> [EXERCISE AIM]: Your task is to tally the lines of the listing containing the word "sinh" and report the figure alone.

Data entries:
>> BEGIN

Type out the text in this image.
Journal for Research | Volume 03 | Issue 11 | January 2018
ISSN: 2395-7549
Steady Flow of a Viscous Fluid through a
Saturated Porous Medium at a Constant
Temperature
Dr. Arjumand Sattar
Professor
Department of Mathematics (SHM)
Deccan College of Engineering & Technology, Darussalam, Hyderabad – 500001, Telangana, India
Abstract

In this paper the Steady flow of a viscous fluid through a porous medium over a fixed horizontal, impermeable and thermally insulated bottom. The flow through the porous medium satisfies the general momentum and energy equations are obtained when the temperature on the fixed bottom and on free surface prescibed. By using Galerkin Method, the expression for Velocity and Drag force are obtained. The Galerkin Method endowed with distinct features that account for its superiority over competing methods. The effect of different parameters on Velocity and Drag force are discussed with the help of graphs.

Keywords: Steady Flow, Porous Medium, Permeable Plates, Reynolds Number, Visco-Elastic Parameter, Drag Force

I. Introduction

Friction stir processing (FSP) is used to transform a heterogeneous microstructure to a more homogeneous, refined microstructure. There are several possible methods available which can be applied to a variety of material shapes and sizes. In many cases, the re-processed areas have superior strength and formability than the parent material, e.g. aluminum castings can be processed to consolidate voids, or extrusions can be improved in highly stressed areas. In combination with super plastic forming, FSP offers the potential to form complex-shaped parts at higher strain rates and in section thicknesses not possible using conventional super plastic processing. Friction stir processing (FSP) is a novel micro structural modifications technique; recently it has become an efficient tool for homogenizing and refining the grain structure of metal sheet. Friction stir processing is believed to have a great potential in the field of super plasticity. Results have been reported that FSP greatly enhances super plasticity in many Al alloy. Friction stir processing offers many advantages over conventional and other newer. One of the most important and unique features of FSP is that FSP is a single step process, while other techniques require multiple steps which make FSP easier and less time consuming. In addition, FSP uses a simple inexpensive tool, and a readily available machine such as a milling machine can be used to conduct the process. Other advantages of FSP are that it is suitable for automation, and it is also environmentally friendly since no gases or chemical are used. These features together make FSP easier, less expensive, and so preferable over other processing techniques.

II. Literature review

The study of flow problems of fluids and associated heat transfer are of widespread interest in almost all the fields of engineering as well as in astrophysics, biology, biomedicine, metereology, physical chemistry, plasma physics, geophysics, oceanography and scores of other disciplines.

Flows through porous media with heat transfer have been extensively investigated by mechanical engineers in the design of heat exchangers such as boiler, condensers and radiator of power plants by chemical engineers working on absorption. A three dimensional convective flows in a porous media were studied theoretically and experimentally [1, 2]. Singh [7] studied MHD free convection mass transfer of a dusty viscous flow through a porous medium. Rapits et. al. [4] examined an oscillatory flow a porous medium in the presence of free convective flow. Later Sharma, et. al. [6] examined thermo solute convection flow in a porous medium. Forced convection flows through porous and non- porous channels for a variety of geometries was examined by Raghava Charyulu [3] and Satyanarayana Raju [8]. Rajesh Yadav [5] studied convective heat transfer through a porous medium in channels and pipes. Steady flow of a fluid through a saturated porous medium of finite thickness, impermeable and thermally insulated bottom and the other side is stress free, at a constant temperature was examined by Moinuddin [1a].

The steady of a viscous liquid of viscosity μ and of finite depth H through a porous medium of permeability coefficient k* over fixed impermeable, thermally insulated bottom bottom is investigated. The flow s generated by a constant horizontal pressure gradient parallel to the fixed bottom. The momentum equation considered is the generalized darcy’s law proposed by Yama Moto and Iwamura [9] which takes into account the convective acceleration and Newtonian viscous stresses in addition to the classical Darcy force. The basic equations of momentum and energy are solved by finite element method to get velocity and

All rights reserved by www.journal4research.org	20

>> END
>> BEGIN

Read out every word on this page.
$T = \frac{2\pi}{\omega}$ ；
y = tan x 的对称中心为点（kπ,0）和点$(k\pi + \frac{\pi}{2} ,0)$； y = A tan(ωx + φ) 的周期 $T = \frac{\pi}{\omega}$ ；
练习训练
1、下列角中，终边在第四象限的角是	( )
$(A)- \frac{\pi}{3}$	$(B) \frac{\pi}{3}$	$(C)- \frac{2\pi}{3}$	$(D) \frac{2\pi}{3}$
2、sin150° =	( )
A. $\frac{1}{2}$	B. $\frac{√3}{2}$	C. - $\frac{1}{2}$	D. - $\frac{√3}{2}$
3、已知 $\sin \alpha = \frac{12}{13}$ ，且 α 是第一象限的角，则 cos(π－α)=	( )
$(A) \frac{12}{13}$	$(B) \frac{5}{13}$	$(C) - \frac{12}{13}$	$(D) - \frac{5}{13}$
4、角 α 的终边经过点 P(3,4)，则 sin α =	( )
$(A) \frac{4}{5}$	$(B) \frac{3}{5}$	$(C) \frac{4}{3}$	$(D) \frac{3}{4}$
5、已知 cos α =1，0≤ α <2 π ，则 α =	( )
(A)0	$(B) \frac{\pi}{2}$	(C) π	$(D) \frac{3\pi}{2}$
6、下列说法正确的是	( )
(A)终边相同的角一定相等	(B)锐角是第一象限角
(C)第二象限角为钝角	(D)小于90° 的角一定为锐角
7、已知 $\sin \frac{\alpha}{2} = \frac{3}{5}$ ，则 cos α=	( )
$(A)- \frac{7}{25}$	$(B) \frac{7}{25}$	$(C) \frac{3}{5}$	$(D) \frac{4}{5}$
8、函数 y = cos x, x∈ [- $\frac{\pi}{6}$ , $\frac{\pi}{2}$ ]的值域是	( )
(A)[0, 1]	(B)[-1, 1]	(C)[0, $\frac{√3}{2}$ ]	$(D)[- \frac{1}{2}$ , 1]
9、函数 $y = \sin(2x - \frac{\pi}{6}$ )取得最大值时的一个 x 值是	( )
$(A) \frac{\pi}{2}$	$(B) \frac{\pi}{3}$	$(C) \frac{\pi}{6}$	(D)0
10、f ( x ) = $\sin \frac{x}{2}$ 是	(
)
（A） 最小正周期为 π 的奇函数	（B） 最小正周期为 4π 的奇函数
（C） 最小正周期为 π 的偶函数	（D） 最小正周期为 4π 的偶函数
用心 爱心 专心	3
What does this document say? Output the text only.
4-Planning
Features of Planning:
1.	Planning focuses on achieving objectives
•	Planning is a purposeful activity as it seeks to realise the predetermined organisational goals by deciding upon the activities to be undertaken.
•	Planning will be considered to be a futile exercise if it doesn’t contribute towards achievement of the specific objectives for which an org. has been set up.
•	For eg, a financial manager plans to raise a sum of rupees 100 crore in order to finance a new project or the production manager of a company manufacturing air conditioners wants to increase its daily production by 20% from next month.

>> END
>> BEGIN

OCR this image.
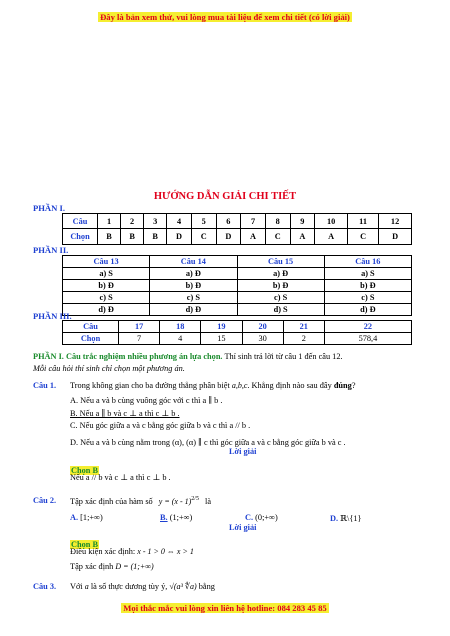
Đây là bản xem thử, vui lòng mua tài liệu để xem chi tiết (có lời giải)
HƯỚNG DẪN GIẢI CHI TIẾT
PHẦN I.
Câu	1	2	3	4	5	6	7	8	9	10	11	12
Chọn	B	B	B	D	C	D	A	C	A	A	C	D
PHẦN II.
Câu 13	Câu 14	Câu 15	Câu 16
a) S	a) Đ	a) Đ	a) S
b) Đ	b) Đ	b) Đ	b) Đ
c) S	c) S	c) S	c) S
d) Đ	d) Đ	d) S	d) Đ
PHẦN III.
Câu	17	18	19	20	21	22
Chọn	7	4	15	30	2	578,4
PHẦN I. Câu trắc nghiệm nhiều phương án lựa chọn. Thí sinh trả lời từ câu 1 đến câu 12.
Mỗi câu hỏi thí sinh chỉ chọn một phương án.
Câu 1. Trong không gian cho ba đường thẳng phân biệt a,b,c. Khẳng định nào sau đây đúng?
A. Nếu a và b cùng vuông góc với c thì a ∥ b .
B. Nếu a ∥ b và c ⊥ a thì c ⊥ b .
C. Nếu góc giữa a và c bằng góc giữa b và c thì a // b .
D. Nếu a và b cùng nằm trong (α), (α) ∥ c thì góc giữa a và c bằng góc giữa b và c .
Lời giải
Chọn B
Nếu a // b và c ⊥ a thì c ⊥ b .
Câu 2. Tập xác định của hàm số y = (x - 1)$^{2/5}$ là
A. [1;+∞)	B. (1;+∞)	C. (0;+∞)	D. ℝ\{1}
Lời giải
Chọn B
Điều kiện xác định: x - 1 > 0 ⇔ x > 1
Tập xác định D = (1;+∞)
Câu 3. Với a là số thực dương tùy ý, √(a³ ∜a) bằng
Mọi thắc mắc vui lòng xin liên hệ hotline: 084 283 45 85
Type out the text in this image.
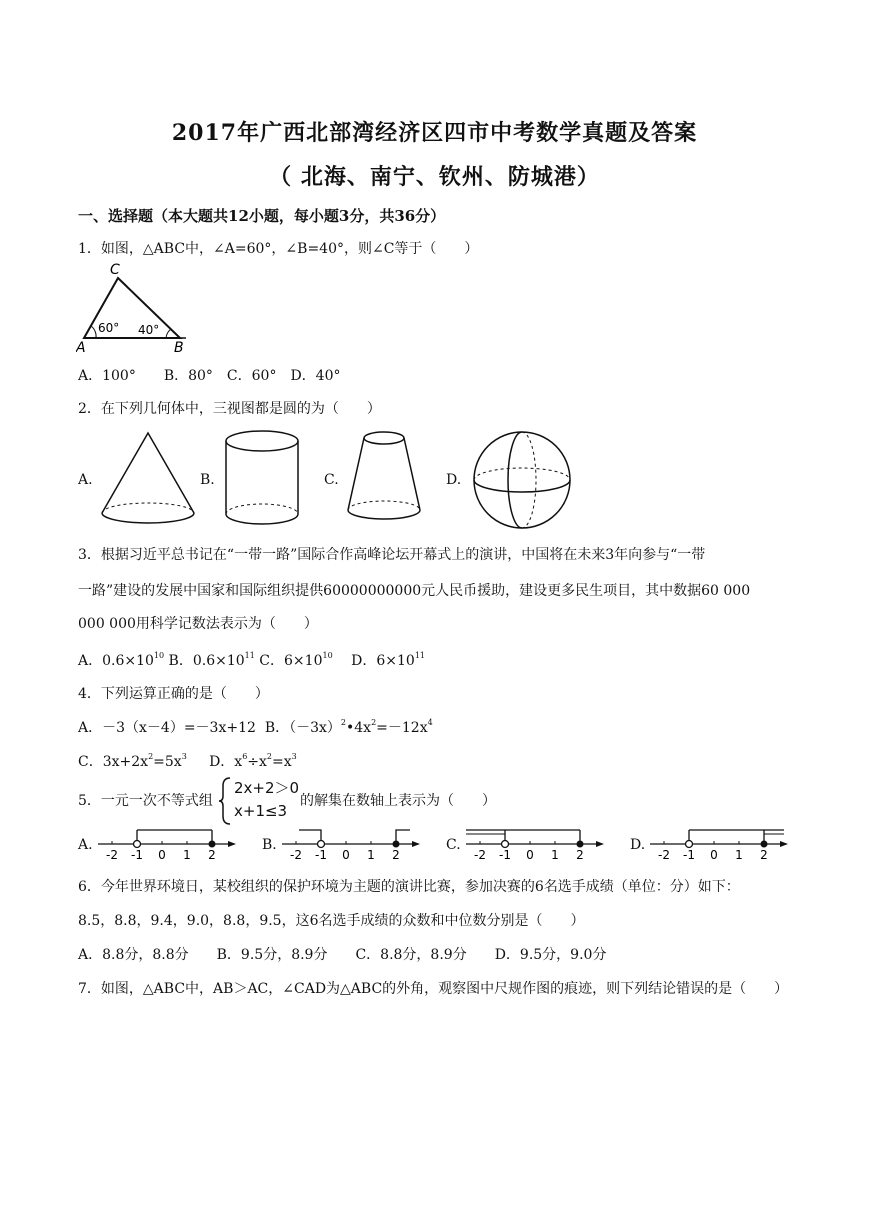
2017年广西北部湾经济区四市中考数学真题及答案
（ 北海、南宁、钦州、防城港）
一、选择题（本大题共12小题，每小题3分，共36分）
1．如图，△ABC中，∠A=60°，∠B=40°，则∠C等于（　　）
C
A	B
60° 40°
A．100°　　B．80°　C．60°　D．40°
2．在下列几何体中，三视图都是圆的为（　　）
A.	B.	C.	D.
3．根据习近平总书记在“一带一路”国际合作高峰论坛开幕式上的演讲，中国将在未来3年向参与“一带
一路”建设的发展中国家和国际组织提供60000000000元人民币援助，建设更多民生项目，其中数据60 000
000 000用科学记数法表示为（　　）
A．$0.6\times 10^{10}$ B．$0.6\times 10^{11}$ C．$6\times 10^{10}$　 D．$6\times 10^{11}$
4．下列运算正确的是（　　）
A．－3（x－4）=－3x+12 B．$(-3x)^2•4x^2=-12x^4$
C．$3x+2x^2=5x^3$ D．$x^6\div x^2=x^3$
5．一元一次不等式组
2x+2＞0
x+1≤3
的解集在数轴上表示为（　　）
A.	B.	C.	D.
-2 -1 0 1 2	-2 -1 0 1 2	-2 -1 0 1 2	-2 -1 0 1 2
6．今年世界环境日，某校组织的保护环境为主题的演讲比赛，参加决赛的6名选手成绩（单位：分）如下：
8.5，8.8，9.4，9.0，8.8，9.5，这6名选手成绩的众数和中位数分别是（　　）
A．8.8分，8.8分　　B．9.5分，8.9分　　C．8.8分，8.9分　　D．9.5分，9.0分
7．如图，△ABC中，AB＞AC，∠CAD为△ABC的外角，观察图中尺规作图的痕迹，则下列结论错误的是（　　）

>> END

> [ANSWER TO THE TASK]: 2